-- start --

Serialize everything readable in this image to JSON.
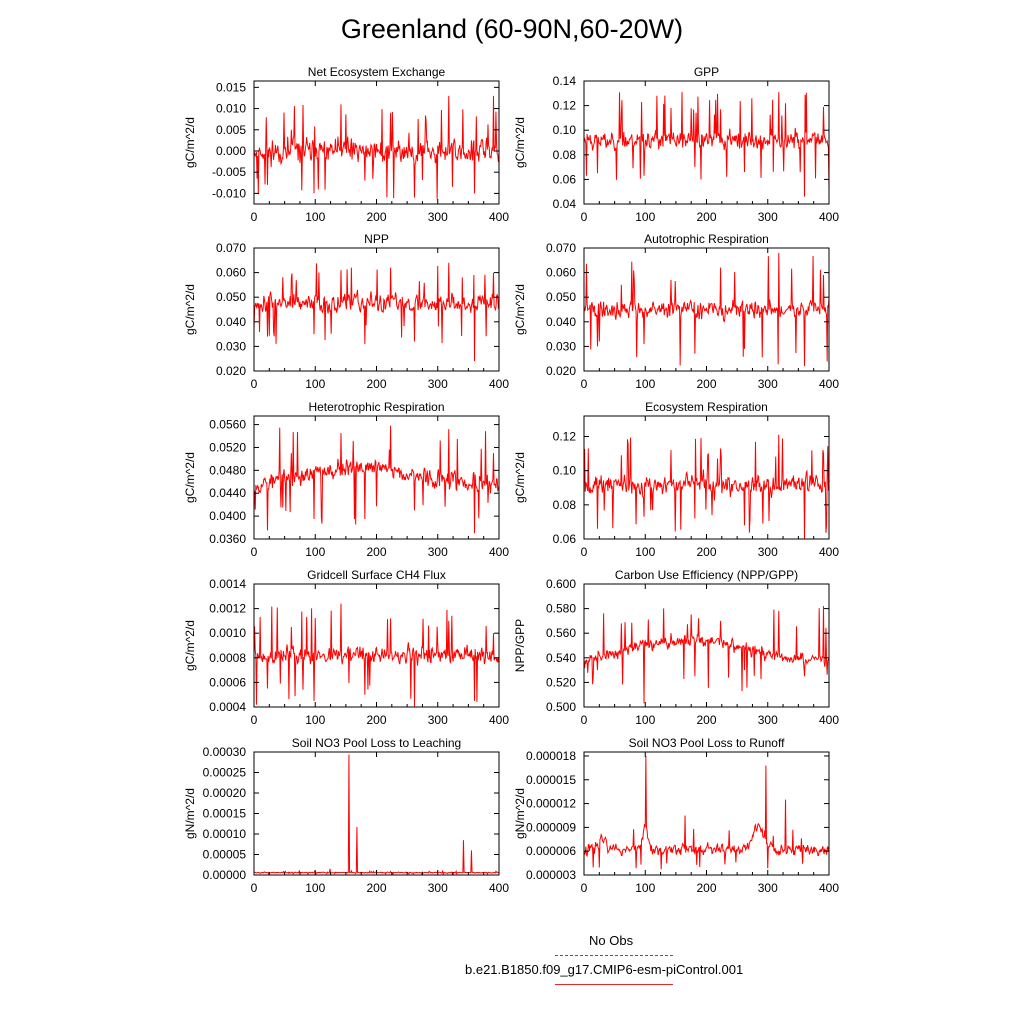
{
  "page": {
    "title": "Greenland (60-90N,60-20W)"
  },
  "legend": {
    "obs_label": "No Obs",
    "obs_color": "#4b4bd6",
    "model_label": "b.e21.B1850.f09_g17.CMIP6-esm-piControl.001",
    "model_color": "#e8262b"
  },
  "line_color": "#ff0000",
  "chart_data": [
    {
      "type": "line",
      "title": "Net Ecosystem Exchange",
      "ylabel": "gC/m^2/d",
      "xlim": [
        0,
        400
      ],
      "xticks": [
        0,
        100,
        200,
        300,
        400
      ],
      "ylim": [
        -0.0125,
        0.0165
      ],
      "yticks": [
        -0.01,
        -0.005,
        0.0,
        0.005,
        0.01,
        0.015
      ],
      "ytick_labels": [
        "-0.010",
        "-0.005",
        "0.000",
        "0.005",
        "0.010",
        "0.015"
      ],
      "base": 0.0,
      "amp": 0.0045,
      "min": -0.0115,
      "max": 0.0138,
      "seed": 11,
      "trend": 0,
      "values": [
        -0.008,
        0.005,
        -0.01,
        0.011,
        -0.007,
        0.009,
        -0.011,
        0.013,
        -0.01,
        0.013
      ]
    },
    {
      "type": "line",
      "title": "GPP",
      "ylabel": "gC/m^2/d",
      "xlim": [
        0,
        400
      ],
      "xticks": [
        0,
        100,
        200,
        300,
        400
      ],
      "ylim": [
        0.04,
        0.14
      ],
      "yticks": [
        0.04,
        0.06,
        0.08,
        0.1,
        0.12,
        0.14
      ],
      "ytick_labels": [
        "0.04",
        "0.06",
        "0.08",
        "0.10",
        "0.12",
        "0.14"
      ],
      "base": 0.092,
      "amp": 0.011,
      "min": 0.046,
      "max": 0.131,
      "seed": 23,
      "trend": 0,
      "values": [
        0.065,
        0.113,
        0.063,
        0.118,
        0.07,
        0.117,
        0.066,
        0.131,
        0.046,
        0.119
      ]
    },
    {
      "type": "line",
      "title": "NPP",
      "ylabel": "gC/m^2/d",
      "xlim": [
        0,
        400
      ],
      "xticks": [
        0,
        100,
        200,
        300,
        400
      ],
      "ylim": [
        0.02,
        0.07
      ],
      "yticks": [
        0.02,
        0.03,
        0.04,
        0.05,
        0.06,
        0.07
      ],
      "ytick_labels": [
        "0.020",
        "0.030",
        "0.040",
        "0.050",
        "0.060",
        "0.070"
      ],
      "base": 0.0475,
      "amp": 0.0055,
      "min": 0.024,
      "max": 0.064,
      "seed": 37,
      "trend": 0,
      "values": [
        0.034,
        0.058,
        0.035,
        0.061,
        0.031,
        0.062,
        0.032,
        0.064,
        0.024,
        0.06
      ]
    },
    {
      "type": "line",
      "title": "Autotrophic Respiration",
      "ylabel": "gC/m^2/d",
      "xlim": [
        0,
        400
      ],
      "xticks": [
        0,
        100,
        200,
        300,
        400
      ],
      "ylim": [
        0.02,
        0.07
      ],
      "yticks": [
        0.02,
        0.03,
        0.04,
        0.05,
        0.06,
        0.07
      ],
      "ytick_labels": [
        "0.020",
        "0.030",
        "0.040",
        "0.050",
        "0.060",
        "0.070"
      ],
      "base": 0.045,
      "amp": 0.0055,
      "min": 0.022,
      "max": 0.068,
      "seed": 41,
      "trend": 0,
      "values": [
        0.03,
        0.055,
        0.031,
        0.057,
        0.027,
        0.062,
        0.029,
        0.068,
        0.022,
        0.059
      ]
    },
    {
      "type": "line",
      "title": "Heterotrophic Respiration",
      "ylabel": "gC/m^2/d",
      "xlim": [
        0,
        400
      ],
      "xticks": [
        0,
        100,
        200,
        300,
        400
      ],
      "ylim": [
        0.036,
        0.0575
      ],
      "yticks": [
        0.036,
        0.04,
        0.044,
        0.048,
        0.052,
        0.056
      ],
      "ytick_labels": [
        "0.0360",
        "0.0400",
        "0.0440",
        "0.0480",
        "0.0520",
        "0.0560"
      ],
      "base": 0.047,
      "amp": 0.0024,
      "min": 0.0365,
      "max": 0.0558,
      "seed": 53,
      "trend": 0.0015,
      "values": [
        0.0375,
        0.051,
        0.0395,
        0.0545,
        0.0395,
        0.0558,
        0.041,
        0.0552,
        0.037,
        0.051
      ]
    },
    {
      "type": "line",
      "title": "Ecosystem Respiration",
      "ylabel": "gC/m^2/d",
      "xlim": [
        0,
        400
      ],
      "xticks": [
        0,
        100,
        200,
        300,
        400
      ],
      "ylim": [
        0.06,
        0.132
      ],
      "yticks": [
        0.06,
        0.08,
        0.1,
        0.12
      ],
      "ytick_labels": [
        "0.06",
        "0.08",
        "0.10",
        "0.12"
      ],
      "base": 0.092,
      "amp": 0.0085,
      "min": 0.06,
      "max": 0.121,
      "seed": 67,
      "trend": 0,
      "values": [
        0.066,
        0.109,
        0.073,
        0.112,
        0.072,
        0.113,
        0.068,
        0.121,
        0.06,
        0.11
      ]
    },
    {
      "type": "line",
      "title": "Gridcell Surface CH4 Flux",
      "ylabel": "gC/m^2/d",
      "xlim": [
        0,
        400
      ],
      "xticks": [
        0,
        100,
        200,
        300,
        400
      ],
      "ylim": [
        0.0004,
        0.0014
      ],
      "yticks": [
        0.0004,
        0.0006,
        0.0008,
        0.001,
        0.0012,
        0.0014
      ],
      "ytick_labels": [
        "0.0004",
        "0.0006",
        "0.0008",
        "0.0010",
        "0.0012",
        "0.0014"
      ],
      "base": 0.00082,
      "amp": 0.00011,
      "min": 0.0004,
      "max": 0.00124,
      "seed": 79,
      "trend": 0,
      "values": [
        0.00055,
        0.00105,
        0.00045,
        0.00124,
        0.0005,
        0.00112,
        0.0004,
        0.0011,
        0.00045,
        0.001
      ]
    },
    {
      "type": "line",
      "title": "Carbon Use Efficiency (NPP/GPP)",
      "ylabel": "NPP/GPP",
      "xlim": [
        0,
        400
      ],
      "xticks": [
        0,
        100,
        200,
        300,
        400
      ],
      "ylim": [
        0.5,
        0.6
      ],
      "yticks": [
        0.5,
        0.52,
        0.54,
        0.56,
        0.58,
        0.6
      ],
      "ytick_labels": [
        "0.500",
        "0.520",
        "0.540",
        "0.560",
        "0.580",
        "0.600"
      ],
      "base": 0.546,
      "amp": 0.0075,
      "min": 0.503,
      "max": 0.582,
      "seed": 97,
      "trend": 0.008,
      "values": [
        0.53,
        0.568,
        0.503,
        0.56,
        0.525,
        0.57,
        0.53,
        0.578,
        0.525,
        0.582
      ]
    },
    {
      "type": "line",
      "title": "Soil NO3 Pool Loss to Leaching",
      "ylabel": "gN/m^2/d",
      "xlim": [
        0,
        400
      ],
      "xticks": [
        0,
        100,
        200,
        300,
        400
      ],
      "ylim": [
        0,
        0.0003
      ],
      "yticks": [
        0,
        5e-05,
        0.0001,
        0.00015,
        0.0002,
        0.00025,
        0.0003
      ],
      "ytick_labels": [
        "0.00000",
        "0.00005",
        "0.00010",
        "0.00015",
        "0.00020",
        "0.00025",
        "0.00030"
      ],
      "base": 6e-06,
      "amp": 1.8e-06,
      "min": 2e-06,
      "max": 0.000294,
      "seed": 101,
      "trend": 0,
      "spikes": [
        [
          124,
          1.5e-05
        ],
        [
          155,
          0.000294
        ],
        [
          168,
          0.000117
        ],
        [
          342,
          8.5e-05
        ],
        [
          355,
          6e-05
        ]
      ],
      "values": [
        1.5e-05,
        0.000294,
        0.000117,
        8.5e-05,
        6e-05
      ]
    },
    {
      "type": "line",
      "title": "Soil NO3 Pool Loss to Runoff",
      "ylabel": "gN/m^2/d",
      "xlim": [
        0,
        400
      ],
      "xticks": [
        0,
        100,
        200,
        300,
        400
      ],
      "ylim": [
        3e-06,
        1.85e-05
      ],
      "yticks": [
        3e-06,
        6e-06,
        9e-06,
        1.2e-05,
        1.5e-05,
        1.8e-05
      ],
      "ytick_labels": [
        "0.000003",
        "0.000006",
        "0.000009",
        "0.000012",
        "0.000015",
        "0.000018"
      ],
      "base": 6.2e-06,
      "amp": 1.1e-06,
      "min": 3.5e-06,
      "max": 1.8e-05,
      "seed": 113,
      "trend": 0,
      "bumps": [
        [
          100,
          3e-06,
          6
        ],
        [
          285,
          3e-06,
          12
        ],
        [
          30,
          1.2e-06,
          10
        ]
      ],
      "spikes": [
        [
          101,
          1.8e-05
        ],
        [
          297,
          1.68e-05
        ],
        [
          329,
          1.25e-05
        ],
        [
          165,
          1.05e-05
        ]
      ],
      "values": [
        1.8e-05,
        1.68e-05,
        1.25e-05,
        1.05e-05
      ]
    }
  ]
}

-- end --

Filter the records above for "base" and copy every matching line.

      "base": 0.0,
      "base": 0.092,
      "base": 0.0475,
      "base": 0.045,
      "base": 0.047,
      "base": 0.092,
      "base": 0.00082,
      "base": 0.546,
      "base": 6e-06,
      "base": 6.2e-06,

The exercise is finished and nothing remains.